SELECTED TEXT ▸

Registry key: HKEY_LOCAL_MACHINE\SYSTEM\CurrentControlSet\Services\Tcpip\Parameters

Value Name MaxUserPort
Value Type DWORD
Value Data 65534
Value Range 5000-65534 (decimal)
Value Default 0×1388 (5000 decimal)
Description This parameter controls the maximum port number that is used when a program requests any available user port from the system. Typically, ephemeral (short-lived) ports are allocated between the values of 1024 and 5000 inclusive. After the release of security bulletin MS08-037, the behavior of Windows Server 2003 was changed to more closely match that of Windows Server 2008 and Windows Vista. For more information about Microsoft security bulletin MS08-037

Oracle 11g Release 2 Installation Steps

  1. The Oracle Database 11g Release 2 files are broken down into two zip files on the Oracle site. That means you need to download both files, and then expand them into an installation directory. I called my installation directory C:\OracleInstall, but you can call it whatever works for you. Here’s a screen shot of the directory after expanding both compressed files (done with WinZip 15).
You should notice that the two expanded compressed files put everything into a database directory (or folder). Within the installation folder (C:\OracleInstall\database), you double click on the oui icon to launch (start) the Oracle Universal Installer. It’ll open a command prompt that may dwell on the screen for a few seconds up to maybe fifteen seconds.

  1. It’s a good idea to provide an email address for security updates no matter what. You can uncheck the box if you don’t want updates via Oracle Support Services. Click the Next button to continue.

  1. Most developers want to Create and configure a database. If that’s your desire, leave the default radio button checked. Click the Next button to continue.

  1. Most developers install their test instance on a desktop or laptop. If that’s your desire, leave the default Desktop Class radio button checked. Click the Next button to continue.

  1. These are default settings and generally the easiest to use. I’d suggest you change the Character Set drop down to Unicode. Then, enter a password twice. Oracle requires that you use at least one capital letter and one number in a 6 character or more long password. Click the Next button to continue.

  1. The next screen is a progress bar that checks for prerequisites. You shouldn’t have to do anything here because it automatically advances you to the next dialog screen. This generally takes less than a minute to run but can take two or so. If you’re much beyond 3 minutes there may be a resource problem with your Windows PC or virtual machine.

  1. This shows you all the selected values for the installation. Unless you want to abort the installation, click the Finish button to proceed.

  1. This screen is the main progress bar, and you’ll be here somewhere between 5 and 10 minutes. The downside is that there are some dialogs that will popup during this phase and you need to authorize them, so it’s a bad time to take a break.

  1. The first popup screen requires you to authorize the Java runtime to call home. You should click the Allow Access button to proceed.

ENTRIES PROVIDED ▸
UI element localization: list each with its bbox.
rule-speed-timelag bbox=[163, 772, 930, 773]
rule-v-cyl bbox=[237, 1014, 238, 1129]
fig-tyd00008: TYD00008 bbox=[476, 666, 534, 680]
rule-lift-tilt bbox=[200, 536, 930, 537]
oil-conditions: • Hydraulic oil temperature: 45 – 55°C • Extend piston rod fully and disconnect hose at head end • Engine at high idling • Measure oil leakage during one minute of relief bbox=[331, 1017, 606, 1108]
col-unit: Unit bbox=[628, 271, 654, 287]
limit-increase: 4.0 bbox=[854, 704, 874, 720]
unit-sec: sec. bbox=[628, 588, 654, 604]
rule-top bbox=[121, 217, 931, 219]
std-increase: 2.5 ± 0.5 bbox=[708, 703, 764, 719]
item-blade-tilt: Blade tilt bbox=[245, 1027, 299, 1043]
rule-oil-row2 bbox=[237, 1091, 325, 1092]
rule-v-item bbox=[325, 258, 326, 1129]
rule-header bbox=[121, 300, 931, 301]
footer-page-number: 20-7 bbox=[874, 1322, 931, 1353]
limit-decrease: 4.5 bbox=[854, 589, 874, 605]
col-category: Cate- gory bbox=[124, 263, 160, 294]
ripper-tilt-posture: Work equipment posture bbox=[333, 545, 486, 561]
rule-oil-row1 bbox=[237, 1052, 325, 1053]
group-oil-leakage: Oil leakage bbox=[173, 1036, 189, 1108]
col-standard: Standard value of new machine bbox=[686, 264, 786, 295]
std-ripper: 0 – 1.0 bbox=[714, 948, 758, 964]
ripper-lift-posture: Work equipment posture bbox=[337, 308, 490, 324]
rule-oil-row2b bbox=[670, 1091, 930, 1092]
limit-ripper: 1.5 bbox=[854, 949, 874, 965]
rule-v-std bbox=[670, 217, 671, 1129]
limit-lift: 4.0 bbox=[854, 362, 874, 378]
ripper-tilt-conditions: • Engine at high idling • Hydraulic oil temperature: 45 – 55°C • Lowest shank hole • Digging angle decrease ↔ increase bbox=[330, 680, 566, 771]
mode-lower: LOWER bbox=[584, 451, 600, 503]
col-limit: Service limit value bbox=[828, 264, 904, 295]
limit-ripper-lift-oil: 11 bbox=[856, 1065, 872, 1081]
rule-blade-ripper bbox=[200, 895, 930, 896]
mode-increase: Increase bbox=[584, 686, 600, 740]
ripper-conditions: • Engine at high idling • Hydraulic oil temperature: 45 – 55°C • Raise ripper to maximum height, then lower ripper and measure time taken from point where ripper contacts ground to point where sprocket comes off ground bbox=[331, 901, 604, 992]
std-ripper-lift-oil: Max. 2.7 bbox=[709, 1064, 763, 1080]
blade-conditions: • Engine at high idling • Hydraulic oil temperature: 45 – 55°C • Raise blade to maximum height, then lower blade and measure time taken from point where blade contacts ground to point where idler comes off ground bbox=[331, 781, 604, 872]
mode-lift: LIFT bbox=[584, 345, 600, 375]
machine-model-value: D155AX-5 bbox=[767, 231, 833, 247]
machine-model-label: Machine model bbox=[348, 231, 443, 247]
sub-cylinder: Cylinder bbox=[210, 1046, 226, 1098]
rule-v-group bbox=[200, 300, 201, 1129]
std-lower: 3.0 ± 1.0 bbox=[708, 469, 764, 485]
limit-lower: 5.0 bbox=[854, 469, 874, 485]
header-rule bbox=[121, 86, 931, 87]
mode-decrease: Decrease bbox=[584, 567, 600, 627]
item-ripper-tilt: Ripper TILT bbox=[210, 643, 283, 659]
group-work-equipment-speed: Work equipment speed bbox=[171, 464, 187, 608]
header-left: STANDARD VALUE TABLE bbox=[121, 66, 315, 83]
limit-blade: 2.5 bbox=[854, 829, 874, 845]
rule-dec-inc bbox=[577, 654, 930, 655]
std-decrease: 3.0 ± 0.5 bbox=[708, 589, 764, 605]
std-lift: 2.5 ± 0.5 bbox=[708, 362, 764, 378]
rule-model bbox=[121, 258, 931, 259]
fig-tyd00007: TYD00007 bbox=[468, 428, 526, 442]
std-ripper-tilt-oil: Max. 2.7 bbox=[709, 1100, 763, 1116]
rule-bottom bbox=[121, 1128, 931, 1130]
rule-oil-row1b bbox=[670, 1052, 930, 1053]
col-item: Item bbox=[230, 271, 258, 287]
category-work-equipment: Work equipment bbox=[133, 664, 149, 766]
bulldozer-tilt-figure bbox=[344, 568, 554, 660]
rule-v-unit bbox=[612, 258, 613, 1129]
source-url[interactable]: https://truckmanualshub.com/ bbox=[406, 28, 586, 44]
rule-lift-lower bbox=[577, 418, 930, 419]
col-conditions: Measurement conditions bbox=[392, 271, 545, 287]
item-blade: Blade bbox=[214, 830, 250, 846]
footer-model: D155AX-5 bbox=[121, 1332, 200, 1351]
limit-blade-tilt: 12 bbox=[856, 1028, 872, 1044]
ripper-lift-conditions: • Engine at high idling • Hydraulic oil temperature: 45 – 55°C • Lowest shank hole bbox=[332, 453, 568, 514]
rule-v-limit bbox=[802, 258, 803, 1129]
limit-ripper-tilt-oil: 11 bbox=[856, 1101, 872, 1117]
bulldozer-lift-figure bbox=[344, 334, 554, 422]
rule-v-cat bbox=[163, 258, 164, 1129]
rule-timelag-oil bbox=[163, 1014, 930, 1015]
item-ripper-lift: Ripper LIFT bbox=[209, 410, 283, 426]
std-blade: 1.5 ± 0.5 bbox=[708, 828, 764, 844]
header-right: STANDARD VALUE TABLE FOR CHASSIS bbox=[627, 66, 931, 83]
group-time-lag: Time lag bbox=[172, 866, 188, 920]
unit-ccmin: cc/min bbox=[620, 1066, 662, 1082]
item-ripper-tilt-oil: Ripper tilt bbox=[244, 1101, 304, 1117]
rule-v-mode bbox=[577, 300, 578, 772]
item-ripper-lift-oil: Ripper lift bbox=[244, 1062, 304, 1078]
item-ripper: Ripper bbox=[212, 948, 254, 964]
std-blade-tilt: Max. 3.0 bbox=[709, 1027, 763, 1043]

EXERCISE REQUIREMENTS ▸
1: From the selected text, output the passage starting at "1. Most developers install" and ending at "or virtual machine.".
2: Answer these questions using the selected text:
(a) What value range is given for MaxUserPort?
(b) What does Oracle require of the password?
(c) How long does the text say you will stay on the main progress bar screen?

EXERCISE RESPONSES ▸
1:
1. Most developers install their test instance on a desktop or laptop. If that’s your desire, leave the default Desktop Class radio button checked. Click the Next button to continue.

  1. These are default settings and generally the easiest to use. I’d suggest you change the Character Set drop down to Unicode. Then, enter a password twice. Oracle requires that you use at least one capital letter and one number in a 6 character or more long password. Click the Next button to continue.

  1. The next screen is a progress bar that checks for prerequisites. You shouldn’t have to do anything here because it automatically advances you to the next dialog screen. This generally takes less than a minute to run but can take two or so. If you’re much beyond 3 minutes there may be a resource problem with your Windows PC or virtual machine.

2:
(a) 5000-65534 (decimal)
(b) It must contain at least one capital letter and one number and be 6 characters or more long.
(c) Between 5 and 10 minutes